PROBLEM TO SOLVE:
Among the entries, which lines carry the string "Frozen"? Copy each of them.

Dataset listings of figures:
********

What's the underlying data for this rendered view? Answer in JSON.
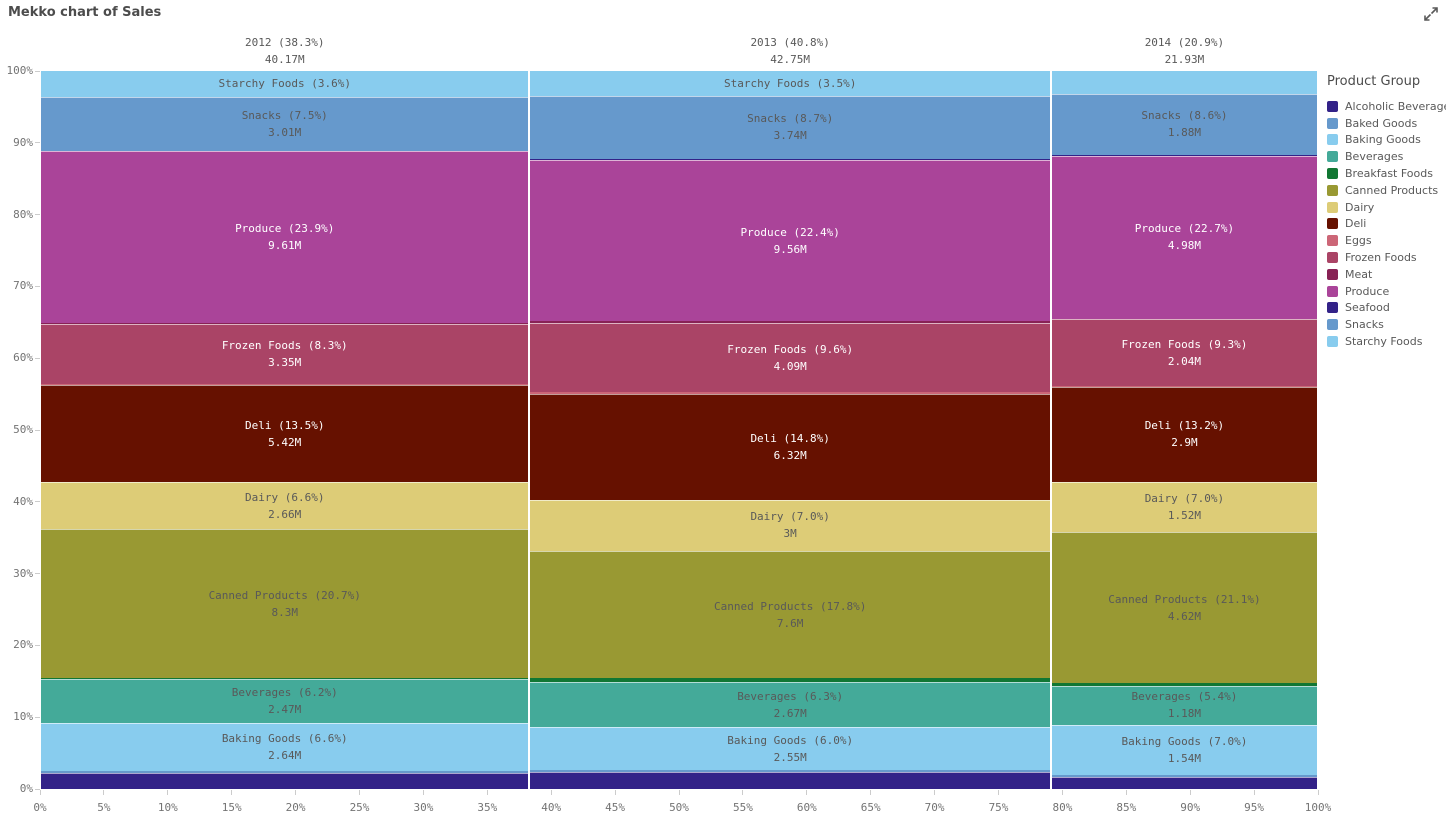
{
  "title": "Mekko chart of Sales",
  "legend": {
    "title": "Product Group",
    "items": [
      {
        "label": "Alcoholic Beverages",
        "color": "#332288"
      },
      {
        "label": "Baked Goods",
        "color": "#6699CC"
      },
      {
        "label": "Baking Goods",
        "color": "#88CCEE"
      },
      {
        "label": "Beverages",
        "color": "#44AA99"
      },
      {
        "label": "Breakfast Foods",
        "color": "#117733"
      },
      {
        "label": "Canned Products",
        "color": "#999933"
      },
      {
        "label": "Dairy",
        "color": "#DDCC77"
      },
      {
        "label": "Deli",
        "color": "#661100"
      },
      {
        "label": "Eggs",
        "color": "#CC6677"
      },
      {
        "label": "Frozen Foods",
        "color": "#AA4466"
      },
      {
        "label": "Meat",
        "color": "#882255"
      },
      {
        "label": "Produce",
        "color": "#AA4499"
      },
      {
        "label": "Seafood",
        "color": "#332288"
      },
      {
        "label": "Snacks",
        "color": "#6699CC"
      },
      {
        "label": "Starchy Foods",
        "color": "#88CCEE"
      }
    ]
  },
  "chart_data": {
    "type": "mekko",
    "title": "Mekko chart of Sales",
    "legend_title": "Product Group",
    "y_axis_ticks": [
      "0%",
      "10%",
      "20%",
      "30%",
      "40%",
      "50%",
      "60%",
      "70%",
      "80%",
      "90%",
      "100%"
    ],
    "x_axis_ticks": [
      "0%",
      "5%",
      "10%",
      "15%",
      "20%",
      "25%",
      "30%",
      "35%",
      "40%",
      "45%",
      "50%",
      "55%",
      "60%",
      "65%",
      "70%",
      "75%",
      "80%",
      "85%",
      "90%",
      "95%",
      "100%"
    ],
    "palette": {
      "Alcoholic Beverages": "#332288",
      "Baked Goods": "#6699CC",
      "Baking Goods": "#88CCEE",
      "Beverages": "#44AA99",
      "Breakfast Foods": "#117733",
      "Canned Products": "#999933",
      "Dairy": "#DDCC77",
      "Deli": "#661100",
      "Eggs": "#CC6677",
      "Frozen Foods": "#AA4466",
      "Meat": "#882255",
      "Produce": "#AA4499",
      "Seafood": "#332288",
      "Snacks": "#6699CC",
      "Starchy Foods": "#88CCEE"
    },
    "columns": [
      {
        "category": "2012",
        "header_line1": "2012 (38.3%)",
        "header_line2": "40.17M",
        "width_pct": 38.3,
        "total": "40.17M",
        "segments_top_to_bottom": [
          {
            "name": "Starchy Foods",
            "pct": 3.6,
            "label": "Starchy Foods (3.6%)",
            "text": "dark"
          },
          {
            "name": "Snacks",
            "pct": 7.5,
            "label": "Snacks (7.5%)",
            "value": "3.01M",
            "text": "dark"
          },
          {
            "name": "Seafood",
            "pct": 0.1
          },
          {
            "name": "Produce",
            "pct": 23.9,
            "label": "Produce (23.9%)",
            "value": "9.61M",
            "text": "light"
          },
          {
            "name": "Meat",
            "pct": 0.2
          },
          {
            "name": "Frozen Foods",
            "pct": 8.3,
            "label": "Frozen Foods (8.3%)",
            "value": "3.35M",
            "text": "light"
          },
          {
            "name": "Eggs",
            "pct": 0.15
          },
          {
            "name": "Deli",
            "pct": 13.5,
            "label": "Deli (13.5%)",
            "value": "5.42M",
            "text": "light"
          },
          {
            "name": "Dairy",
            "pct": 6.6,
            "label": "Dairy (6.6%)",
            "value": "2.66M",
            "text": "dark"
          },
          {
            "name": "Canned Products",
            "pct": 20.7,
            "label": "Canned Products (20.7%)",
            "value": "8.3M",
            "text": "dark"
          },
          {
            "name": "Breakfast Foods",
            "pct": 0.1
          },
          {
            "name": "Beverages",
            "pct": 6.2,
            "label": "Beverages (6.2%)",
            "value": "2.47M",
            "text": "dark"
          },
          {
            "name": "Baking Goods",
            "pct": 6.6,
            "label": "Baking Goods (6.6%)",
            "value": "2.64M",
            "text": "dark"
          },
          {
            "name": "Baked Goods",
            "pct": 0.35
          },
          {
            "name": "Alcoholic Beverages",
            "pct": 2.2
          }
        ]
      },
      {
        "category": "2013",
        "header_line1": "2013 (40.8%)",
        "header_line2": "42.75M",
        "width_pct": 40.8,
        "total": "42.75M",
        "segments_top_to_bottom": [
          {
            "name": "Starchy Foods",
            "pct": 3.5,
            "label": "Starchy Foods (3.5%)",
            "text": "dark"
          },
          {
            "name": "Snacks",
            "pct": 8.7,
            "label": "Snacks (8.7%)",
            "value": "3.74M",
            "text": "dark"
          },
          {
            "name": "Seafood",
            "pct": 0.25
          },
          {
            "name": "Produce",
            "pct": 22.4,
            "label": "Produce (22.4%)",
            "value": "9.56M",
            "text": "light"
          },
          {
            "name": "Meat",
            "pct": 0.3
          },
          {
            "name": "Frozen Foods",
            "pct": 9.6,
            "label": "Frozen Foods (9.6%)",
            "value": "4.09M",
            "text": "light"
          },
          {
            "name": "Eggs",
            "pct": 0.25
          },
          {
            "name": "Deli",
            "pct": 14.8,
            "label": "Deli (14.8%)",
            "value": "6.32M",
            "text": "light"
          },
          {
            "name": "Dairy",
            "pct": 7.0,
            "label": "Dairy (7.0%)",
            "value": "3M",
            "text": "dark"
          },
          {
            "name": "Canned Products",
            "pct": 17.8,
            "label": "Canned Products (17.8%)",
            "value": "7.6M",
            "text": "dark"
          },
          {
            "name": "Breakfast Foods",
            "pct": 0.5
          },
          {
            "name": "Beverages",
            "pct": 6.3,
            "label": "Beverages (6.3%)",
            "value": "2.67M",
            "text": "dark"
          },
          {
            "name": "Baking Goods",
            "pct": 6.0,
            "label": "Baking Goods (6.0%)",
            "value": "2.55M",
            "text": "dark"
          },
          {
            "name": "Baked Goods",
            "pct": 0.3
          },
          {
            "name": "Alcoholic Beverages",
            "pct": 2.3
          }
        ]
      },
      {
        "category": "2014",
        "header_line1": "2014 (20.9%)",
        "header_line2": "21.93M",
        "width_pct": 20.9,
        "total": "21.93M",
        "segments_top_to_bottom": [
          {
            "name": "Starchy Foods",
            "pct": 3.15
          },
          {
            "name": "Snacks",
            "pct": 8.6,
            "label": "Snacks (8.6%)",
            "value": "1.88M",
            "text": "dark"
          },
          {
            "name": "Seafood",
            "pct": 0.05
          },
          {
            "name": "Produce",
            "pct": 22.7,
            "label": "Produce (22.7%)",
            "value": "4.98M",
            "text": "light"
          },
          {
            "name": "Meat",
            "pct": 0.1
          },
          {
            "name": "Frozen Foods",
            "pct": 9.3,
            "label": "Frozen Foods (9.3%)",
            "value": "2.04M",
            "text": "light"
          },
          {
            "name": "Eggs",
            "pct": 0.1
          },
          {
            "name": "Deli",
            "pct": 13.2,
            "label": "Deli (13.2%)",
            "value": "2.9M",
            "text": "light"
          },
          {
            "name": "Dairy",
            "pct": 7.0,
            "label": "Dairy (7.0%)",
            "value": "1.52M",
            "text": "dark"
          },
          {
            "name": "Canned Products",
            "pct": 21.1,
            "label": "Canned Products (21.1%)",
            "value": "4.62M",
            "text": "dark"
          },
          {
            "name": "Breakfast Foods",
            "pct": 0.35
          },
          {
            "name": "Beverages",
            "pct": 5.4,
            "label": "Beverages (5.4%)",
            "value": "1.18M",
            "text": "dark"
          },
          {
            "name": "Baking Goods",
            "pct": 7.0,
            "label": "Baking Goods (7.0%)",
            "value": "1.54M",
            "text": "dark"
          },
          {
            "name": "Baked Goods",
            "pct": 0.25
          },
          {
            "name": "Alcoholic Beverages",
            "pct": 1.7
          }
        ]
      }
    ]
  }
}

********

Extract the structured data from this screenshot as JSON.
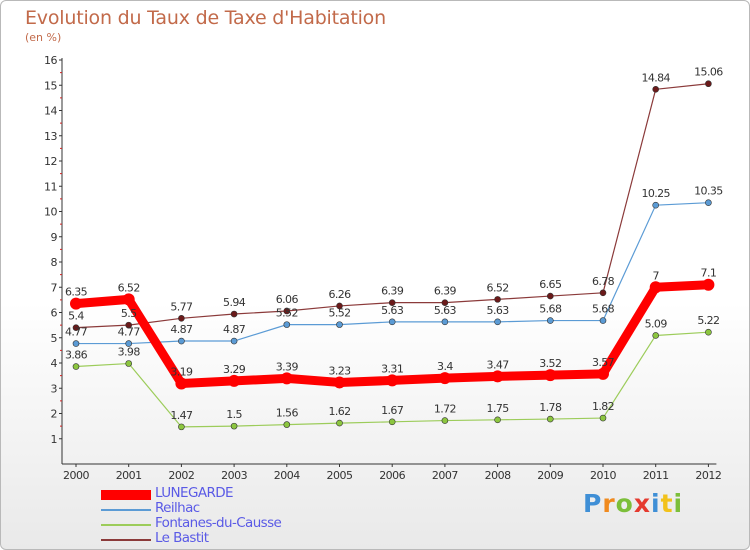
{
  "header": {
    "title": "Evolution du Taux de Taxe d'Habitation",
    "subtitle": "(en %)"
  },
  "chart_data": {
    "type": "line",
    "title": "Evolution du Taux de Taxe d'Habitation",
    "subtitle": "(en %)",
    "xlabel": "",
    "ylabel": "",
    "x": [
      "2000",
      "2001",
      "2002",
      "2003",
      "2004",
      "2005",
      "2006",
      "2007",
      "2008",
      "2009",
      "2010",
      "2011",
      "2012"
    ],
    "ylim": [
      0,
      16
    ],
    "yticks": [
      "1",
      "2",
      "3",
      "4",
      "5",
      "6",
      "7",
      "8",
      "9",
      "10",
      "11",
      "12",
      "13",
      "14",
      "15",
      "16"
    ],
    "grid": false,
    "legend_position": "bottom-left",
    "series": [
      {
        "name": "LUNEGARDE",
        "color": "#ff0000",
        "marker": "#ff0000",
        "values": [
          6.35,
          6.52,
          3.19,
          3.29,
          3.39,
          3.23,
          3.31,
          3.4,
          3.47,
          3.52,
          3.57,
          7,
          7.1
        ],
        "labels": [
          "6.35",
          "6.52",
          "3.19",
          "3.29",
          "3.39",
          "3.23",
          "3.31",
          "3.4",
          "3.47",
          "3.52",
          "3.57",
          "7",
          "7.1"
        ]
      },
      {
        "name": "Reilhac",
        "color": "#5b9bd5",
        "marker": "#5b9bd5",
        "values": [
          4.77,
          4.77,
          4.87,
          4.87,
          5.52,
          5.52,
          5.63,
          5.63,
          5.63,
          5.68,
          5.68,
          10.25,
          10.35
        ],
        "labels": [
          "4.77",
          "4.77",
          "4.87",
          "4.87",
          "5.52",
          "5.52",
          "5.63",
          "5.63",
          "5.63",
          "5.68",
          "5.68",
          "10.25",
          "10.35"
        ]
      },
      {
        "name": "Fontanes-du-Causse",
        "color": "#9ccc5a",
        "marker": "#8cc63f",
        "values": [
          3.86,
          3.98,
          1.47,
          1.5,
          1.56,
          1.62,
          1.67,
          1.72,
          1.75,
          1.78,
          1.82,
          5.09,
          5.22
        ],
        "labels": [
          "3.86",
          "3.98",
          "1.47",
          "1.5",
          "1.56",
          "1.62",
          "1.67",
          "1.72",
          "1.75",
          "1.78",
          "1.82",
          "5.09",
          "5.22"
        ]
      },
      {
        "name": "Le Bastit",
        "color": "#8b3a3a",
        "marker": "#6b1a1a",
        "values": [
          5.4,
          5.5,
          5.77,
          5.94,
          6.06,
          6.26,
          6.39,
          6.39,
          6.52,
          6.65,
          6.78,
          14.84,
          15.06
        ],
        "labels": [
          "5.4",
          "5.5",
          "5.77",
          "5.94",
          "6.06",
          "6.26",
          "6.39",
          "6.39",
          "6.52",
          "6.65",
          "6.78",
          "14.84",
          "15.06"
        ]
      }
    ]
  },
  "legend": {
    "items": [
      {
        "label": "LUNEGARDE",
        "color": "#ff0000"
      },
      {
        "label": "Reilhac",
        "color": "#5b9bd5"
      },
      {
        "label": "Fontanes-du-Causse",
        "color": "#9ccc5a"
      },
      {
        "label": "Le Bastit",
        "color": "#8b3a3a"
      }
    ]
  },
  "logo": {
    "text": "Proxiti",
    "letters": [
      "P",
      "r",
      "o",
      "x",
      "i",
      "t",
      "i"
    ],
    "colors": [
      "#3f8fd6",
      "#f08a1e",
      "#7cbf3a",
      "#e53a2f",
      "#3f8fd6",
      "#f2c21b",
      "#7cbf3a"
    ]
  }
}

********

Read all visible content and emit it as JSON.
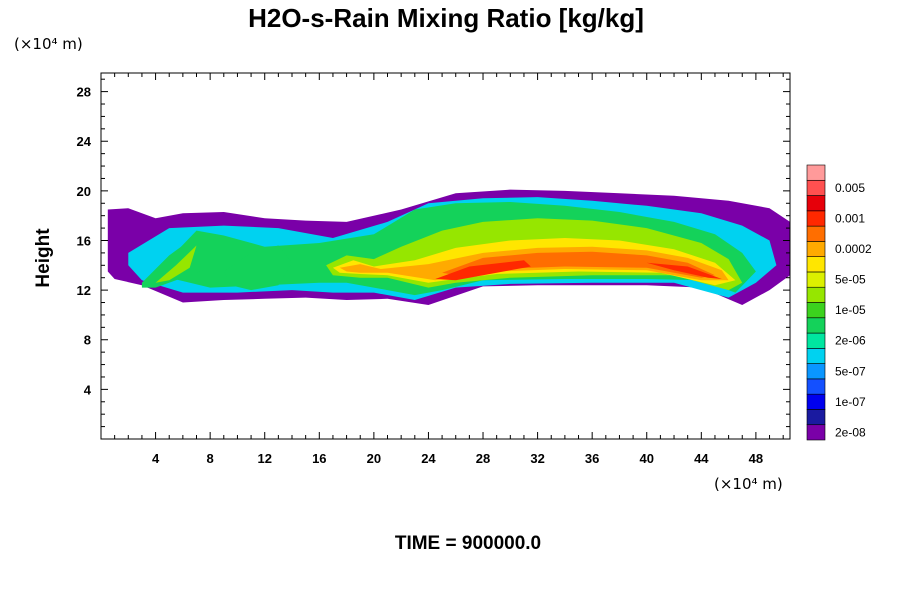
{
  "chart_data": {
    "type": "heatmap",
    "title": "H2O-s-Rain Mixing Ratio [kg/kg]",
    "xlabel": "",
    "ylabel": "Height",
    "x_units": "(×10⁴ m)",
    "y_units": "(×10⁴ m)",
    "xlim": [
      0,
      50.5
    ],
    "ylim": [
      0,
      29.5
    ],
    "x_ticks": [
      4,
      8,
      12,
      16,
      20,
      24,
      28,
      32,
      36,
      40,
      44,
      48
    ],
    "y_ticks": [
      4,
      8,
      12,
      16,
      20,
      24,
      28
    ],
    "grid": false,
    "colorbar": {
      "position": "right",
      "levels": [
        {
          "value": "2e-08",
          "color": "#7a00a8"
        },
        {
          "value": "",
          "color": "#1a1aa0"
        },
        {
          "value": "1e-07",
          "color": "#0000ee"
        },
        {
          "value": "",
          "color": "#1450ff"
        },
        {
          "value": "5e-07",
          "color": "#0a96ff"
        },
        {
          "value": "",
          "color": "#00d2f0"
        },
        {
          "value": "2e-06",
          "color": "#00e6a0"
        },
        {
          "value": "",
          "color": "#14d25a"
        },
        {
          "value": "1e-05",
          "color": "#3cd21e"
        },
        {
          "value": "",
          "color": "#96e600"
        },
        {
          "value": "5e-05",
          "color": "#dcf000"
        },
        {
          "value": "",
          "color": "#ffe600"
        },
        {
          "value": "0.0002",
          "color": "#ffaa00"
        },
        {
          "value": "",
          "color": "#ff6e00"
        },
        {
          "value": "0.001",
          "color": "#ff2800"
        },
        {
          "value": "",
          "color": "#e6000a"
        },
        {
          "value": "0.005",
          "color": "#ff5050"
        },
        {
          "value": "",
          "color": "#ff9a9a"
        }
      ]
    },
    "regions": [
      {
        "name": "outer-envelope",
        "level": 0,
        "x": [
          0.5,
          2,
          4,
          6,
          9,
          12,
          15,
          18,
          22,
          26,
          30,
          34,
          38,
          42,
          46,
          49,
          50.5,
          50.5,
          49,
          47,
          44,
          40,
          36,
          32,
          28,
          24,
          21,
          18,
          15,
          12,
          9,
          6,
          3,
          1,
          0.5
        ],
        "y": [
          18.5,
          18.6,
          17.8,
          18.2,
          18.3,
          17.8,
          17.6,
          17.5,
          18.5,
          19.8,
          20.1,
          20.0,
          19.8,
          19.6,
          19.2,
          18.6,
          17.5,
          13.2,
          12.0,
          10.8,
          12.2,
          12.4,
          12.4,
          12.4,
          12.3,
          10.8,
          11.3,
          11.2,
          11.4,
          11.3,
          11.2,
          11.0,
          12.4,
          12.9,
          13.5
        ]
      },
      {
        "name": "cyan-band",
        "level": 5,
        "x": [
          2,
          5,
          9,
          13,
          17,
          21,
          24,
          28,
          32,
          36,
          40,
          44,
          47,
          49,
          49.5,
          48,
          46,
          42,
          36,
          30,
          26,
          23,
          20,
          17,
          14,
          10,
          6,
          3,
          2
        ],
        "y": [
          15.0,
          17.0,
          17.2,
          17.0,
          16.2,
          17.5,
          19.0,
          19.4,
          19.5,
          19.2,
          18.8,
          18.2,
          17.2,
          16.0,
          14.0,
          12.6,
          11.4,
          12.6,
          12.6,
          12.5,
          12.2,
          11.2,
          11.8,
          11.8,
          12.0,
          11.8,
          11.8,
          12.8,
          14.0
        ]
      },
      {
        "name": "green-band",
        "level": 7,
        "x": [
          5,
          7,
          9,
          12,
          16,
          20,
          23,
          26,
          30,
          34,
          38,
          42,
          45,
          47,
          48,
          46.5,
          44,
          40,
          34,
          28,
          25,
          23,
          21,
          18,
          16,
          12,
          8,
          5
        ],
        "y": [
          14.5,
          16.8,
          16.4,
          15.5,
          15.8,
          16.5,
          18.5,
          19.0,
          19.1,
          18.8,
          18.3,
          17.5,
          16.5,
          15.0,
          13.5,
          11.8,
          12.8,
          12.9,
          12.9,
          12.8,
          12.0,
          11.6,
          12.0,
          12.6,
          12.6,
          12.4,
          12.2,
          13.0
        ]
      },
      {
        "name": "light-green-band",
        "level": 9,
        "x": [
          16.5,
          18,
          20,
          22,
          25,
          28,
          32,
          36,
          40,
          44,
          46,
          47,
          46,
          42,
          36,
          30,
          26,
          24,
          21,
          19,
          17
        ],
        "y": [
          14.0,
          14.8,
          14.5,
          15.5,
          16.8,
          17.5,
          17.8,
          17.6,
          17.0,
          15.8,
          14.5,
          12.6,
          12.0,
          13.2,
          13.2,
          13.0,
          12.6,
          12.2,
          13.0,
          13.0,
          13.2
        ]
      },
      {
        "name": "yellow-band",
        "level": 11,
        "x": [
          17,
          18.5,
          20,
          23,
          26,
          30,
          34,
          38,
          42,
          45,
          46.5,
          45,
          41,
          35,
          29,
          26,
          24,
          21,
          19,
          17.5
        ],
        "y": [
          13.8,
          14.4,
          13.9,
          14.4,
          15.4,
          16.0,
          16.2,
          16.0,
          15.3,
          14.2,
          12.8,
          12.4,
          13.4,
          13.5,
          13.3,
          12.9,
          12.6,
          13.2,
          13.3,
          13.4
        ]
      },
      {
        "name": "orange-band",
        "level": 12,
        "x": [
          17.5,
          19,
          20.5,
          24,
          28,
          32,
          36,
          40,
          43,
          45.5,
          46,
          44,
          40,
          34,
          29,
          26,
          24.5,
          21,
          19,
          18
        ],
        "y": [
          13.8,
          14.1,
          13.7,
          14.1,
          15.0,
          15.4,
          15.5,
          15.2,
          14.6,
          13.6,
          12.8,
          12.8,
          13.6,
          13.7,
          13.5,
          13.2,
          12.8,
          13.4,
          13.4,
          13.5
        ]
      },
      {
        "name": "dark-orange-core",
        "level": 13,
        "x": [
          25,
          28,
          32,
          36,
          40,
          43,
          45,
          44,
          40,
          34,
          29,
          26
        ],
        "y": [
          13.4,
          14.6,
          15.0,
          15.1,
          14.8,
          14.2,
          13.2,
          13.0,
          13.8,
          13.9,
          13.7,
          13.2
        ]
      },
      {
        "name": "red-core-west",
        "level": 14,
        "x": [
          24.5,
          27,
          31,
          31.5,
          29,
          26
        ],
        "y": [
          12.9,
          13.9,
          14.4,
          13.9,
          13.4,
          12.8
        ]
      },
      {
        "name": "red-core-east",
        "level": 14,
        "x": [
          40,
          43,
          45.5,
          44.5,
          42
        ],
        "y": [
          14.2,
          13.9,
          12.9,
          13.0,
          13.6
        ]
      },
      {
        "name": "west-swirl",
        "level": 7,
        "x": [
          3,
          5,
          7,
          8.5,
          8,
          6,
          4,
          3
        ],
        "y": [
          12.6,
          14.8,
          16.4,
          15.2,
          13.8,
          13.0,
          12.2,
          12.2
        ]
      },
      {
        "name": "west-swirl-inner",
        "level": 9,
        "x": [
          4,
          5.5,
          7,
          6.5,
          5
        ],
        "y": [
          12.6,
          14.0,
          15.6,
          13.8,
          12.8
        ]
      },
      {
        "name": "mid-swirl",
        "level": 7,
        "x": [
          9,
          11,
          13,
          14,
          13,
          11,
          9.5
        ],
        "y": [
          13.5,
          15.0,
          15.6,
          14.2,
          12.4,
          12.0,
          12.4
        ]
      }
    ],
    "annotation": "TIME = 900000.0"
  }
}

********

SOLVED EXERCISE:
        "label": "Frozen Foods",
      "Frozen Foods": "#AA4466",
            "name": "Frozen Foods",
            "label": "Frozen Foods (8.3%)",
            "name": "Frozen Foods",
            "label": "Frozen Foods (9.6%)",
            "name": "Frozen Foods",
            "label": "Frozen Foods (9.3%)",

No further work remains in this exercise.